ENTRIES SUPPLIED:
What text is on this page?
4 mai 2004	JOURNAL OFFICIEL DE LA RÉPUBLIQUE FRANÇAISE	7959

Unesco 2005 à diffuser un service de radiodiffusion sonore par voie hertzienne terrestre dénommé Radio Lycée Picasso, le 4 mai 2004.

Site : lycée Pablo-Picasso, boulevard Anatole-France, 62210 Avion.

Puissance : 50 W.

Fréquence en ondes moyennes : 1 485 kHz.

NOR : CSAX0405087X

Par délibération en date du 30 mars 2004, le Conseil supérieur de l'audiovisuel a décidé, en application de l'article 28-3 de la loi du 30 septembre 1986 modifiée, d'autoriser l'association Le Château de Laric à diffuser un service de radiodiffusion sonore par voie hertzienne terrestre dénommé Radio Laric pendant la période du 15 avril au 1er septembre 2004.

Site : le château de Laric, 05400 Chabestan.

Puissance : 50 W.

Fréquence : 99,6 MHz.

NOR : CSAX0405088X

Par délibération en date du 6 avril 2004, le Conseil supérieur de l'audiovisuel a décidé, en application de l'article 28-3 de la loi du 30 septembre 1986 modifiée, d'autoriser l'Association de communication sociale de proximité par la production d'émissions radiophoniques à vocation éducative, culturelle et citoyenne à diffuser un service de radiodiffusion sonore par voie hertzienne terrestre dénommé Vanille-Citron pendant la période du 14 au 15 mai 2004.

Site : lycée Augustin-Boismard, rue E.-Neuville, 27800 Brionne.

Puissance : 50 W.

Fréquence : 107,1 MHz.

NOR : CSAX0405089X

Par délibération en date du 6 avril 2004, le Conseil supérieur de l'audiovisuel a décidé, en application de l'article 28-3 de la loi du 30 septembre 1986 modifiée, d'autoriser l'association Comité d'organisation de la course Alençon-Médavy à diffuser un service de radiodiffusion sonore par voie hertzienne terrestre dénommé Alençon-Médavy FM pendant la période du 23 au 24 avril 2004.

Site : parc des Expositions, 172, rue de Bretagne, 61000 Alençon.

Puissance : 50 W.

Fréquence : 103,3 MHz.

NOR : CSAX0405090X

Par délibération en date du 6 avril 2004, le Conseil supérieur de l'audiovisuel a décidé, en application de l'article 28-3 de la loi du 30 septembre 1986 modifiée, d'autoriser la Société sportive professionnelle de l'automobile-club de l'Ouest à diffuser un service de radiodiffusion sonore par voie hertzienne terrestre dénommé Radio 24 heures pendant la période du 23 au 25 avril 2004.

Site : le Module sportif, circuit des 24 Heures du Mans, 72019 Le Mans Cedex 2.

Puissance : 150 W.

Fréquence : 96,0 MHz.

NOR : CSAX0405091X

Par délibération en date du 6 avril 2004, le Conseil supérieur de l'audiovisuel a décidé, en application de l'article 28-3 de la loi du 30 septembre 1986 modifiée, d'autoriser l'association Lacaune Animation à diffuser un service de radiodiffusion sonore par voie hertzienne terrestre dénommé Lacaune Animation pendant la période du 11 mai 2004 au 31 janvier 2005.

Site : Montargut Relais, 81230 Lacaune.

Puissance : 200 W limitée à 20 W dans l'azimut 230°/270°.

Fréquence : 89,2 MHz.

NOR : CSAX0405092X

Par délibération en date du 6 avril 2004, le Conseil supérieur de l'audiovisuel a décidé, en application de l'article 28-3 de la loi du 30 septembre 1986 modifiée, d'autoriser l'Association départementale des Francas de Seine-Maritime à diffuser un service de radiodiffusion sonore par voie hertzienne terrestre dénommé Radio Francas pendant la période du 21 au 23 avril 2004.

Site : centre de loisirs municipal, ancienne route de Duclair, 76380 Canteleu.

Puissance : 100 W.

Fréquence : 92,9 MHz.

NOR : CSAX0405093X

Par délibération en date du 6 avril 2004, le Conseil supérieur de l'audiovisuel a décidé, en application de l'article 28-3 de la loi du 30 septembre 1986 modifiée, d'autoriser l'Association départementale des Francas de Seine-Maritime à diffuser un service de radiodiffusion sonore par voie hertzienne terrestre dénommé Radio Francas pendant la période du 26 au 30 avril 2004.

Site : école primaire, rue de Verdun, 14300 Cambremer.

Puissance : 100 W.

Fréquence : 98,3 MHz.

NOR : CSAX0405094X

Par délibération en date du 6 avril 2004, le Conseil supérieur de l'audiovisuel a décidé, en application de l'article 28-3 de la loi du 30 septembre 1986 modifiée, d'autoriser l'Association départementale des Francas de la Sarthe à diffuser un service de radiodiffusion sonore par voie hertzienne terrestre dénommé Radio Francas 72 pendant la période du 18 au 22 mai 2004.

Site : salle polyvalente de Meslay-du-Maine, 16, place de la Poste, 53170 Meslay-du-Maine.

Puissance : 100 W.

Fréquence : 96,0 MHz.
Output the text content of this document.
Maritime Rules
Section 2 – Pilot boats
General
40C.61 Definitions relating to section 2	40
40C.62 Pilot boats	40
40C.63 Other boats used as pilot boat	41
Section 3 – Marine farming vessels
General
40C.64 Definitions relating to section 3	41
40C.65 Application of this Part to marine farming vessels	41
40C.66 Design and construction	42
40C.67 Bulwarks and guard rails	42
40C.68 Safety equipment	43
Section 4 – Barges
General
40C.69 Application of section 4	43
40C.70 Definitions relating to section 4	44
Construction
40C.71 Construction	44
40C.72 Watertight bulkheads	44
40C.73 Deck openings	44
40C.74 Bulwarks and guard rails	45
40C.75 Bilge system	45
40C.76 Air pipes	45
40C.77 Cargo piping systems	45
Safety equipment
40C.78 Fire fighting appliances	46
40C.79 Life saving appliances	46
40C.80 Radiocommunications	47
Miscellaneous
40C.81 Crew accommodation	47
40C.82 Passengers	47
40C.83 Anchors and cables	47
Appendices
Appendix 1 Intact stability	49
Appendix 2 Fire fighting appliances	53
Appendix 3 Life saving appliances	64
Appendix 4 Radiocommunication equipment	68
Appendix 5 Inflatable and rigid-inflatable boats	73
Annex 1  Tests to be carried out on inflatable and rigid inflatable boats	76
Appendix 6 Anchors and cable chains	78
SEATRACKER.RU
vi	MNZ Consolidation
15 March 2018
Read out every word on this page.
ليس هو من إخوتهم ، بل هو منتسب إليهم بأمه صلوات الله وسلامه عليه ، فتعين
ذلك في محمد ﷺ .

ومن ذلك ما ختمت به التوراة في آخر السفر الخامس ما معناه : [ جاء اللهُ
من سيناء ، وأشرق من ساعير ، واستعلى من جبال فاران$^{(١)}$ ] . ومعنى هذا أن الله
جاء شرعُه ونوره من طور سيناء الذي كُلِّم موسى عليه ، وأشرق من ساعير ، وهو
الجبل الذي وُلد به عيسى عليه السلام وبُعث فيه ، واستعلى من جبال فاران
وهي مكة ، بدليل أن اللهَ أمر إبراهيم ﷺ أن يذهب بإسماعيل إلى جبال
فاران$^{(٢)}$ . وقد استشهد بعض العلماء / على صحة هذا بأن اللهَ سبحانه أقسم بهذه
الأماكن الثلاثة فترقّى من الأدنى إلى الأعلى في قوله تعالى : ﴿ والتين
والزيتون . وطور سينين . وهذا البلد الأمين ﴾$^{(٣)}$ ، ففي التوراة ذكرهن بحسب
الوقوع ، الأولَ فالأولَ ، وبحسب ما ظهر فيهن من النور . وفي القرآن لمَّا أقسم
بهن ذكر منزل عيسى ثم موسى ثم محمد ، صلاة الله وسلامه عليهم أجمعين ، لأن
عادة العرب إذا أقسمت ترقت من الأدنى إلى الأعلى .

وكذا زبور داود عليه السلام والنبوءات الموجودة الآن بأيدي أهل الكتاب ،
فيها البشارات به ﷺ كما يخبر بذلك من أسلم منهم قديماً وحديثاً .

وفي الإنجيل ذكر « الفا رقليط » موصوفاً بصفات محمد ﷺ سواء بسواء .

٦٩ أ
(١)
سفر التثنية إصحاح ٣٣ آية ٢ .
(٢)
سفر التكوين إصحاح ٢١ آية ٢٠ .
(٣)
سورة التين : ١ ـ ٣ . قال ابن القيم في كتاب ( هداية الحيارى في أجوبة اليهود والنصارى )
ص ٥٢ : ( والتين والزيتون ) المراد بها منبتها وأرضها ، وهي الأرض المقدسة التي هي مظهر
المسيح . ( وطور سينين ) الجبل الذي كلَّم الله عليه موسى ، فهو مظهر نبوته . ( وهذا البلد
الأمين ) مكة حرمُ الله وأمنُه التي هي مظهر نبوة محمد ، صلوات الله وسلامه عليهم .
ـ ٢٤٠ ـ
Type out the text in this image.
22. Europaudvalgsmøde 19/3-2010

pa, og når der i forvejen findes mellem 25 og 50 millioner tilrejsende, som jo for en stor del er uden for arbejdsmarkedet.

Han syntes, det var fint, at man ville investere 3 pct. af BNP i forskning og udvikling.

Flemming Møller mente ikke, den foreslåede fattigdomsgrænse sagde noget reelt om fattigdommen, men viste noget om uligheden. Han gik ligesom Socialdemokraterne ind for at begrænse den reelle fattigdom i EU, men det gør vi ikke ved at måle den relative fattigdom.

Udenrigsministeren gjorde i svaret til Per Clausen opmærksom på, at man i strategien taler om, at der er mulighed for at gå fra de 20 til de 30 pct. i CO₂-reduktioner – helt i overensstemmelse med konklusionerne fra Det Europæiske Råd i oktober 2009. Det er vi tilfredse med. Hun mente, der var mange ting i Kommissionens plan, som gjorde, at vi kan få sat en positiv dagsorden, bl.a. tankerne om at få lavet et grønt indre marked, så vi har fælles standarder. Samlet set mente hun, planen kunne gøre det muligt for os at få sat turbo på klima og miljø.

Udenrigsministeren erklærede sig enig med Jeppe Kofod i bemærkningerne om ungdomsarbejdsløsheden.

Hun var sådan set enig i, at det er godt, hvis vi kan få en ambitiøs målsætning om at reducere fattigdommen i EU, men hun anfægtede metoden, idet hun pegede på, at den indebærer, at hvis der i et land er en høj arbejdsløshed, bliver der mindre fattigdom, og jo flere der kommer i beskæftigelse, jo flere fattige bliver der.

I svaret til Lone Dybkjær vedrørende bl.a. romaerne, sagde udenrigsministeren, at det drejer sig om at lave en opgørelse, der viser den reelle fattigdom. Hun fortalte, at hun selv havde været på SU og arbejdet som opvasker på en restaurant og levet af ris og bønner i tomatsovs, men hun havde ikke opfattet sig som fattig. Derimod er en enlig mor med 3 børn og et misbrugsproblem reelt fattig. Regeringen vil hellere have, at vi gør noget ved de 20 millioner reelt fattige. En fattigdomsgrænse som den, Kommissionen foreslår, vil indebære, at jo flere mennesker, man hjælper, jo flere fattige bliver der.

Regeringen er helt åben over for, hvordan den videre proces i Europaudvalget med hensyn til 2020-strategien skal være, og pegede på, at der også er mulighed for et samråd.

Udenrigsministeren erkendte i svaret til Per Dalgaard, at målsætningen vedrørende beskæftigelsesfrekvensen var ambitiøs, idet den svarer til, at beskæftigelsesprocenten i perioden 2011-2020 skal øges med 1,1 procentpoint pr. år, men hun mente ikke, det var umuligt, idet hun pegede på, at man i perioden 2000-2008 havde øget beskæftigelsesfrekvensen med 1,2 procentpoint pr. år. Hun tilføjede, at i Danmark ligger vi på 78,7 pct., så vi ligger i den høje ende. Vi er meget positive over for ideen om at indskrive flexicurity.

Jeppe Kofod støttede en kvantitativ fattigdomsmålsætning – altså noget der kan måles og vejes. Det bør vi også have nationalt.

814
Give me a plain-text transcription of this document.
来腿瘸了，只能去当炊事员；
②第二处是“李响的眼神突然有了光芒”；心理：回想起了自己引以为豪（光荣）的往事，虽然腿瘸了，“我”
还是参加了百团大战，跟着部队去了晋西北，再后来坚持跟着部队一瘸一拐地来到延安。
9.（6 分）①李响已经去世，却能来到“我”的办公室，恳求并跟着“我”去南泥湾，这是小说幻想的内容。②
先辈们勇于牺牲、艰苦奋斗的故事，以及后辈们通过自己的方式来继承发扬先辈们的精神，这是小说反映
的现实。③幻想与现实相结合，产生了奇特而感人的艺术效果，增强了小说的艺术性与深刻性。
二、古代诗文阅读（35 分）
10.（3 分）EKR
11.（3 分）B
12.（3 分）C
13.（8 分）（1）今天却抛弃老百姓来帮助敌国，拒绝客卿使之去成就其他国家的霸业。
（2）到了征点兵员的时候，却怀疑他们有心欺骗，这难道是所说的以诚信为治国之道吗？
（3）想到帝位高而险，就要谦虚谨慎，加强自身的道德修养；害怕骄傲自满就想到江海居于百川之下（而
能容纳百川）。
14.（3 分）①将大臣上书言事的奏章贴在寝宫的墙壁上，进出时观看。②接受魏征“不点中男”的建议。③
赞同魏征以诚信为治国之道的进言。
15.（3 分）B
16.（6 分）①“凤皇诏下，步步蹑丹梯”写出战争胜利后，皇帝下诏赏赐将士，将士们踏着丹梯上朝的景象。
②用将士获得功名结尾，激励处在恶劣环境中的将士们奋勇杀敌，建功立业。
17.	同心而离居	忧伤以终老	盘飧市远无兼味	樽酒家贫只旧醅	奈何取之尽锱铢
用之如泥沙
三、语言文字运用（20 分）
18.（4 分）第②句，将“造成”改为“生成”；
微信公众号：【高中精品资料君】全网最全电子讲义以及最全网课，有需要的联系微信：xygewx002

SET TASK: Keep only those lines of the records that hold "ساعير", and return them.

SOLUTION FOR THIS PROBLEM:
من سيناء ، وأشرق من ساعير ، واستعلى من جبال فاران$^{(١)}$ ] . ومعنى هذا أن الله
جاء شرعُه ونوره من طور سيناء الذي كُلِّم موسى عليه ، وأشرق من ساعير ، وهو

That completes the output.